**Short exercise:** Repeat, exactly and completely, the entries shown underneath.

**Records shown:**
-- Begin --
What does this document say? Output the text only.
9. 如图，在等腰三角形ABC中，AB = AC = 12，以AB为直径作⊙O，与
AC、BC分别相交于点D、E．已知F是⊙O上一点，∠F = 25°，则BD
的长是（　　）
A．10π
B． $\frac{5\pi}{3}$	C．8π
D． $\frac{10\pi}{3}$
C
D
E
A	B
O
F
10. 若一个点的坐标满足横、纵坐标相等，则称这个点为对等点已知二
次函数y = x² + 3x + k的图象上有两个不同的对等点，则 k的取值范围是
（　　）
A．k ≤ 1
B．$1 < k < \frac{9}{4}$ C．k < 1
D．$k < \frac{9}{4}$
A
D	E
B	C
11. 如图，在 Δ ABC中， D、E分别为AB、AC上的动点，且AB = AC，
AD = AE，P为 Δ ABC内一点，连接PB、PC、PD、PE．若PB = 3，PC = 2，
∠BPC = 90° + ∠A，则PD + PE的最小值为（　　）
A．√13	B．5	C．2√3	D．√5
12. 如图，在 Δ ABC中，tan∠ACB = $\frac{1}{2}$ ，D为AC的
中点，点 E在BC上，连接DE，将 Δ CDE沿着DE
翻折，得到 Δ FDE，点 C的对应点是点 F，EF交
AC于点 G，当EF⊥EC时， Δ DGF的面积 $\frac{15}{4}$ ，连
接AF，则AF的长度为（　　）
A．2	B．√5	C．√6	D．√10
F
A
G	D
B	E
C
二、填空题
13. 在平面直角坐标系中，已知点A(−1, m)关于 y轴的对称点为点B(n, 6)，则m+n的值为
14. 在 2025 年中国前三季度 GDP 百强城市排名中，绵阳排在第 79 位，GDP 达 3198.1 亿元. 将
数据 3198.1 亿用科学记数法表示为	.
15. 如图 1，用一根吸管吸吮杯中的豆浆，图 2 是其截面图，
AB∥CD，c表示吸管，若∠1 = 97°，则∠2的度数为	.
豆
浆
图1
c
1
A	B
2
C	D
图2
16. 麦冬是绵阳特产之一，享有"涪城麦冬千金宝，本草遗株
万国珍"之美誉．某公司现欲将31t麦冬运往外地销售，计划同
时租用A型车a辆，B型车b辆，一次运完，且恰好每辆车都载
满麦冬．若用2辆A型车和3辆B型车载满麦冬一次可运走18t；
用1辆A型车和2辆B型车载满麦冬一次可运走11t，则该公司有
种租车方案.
-- End --
**Written answer:**
What does this document say? Output the text only.
9. 如图，在等腰三角形ABC中，AB = AC = 12，以AB为直径作⊙O，与
AC、BC分别相交于点D、E．已知F是⊙O上一点，∠F = 25°，则BD
的长是（　　）
A．10π
B． $\frac{5\pi}{3}$	C．8π
D． $\frac{10\pi}{3}$
C
D
E
A	B
O
F
10. 若一个点的坐标满足横、纵坐标相等，则称这个点为对等点已知二
次函数y = x² + 3x + k的图象上有两个不同的对等点，则 k的取值范围是
（　　）
A．k ≤ 1
B．$1 < k < \frac{9}{4}$ C．k < 1
D．$k < \frac{9}{4}$
A
D	E
B	C
11. 如图，在 Δ ABC中， D、E分别为AB、AC上的动点，且AB = AC，
AD = AE，P为 Δ ABC内一点，连接PB、PC、PD、PE．若PB = 3，PC = 2，
∠BPC = 90° + ∠A，则PD + PE的最小值为（　　）
A．√13	B．5	C．2√3	D．√5
12. 如图，在 Δ ABC中，tan∠ACB = $\frac{1}{2}$ ，D为AC的
中点，点 E在BC上，连接DE，将 Δ CDE沿着DE
翻折，得到 Δ FDE，点 C的对应点是点 F，EF交
AC于点 G，当EF⊥EC时， Δ DGF的面积 $\frac{15}{4}$ ，连
接AF，则AF的长度为（　　）
A．2	B．√5	C．√6	D．√10
F
A
G	D
B	E
C
二、填空题
13. 在平面直角坐标系中，已知点A(−1, m)关于 y轴的对称点为点B(n, 6)，则m+n的值为
14. 在 2025 年中国前三季度 GDP 百强城市排名中，绵阳排在第 79 位，GDP 达 3198.1 亿元. 将
数据 3198.1 亿用科学记数法表示为	.
15. 如图 1，用一根吸管吸吮杯中的豆浆，图 2 是其截面图，
AB∥CD，c表示吸管，若∠1 = 97°，则∠2的度数为	.
豆
浆
图1
c
1
A	B
2
C	D
图2
16. 麦冬是绵阳特产之一，享有"涪城麦冬千金宝，本草遗株
万国珍"之美誉．某公司现欲将31t麦冬运往外地销售，计划同
时租用A型车a辆，B型车b辆，一次运完，且恰好每辆车都载
满麦冬．若用2辆A型车和3辆B型车载满麦冬一次可运走18t；
用1辆A型车和2辆B型车载满麦冬一次可运走11t，则该公司有
种租车方案.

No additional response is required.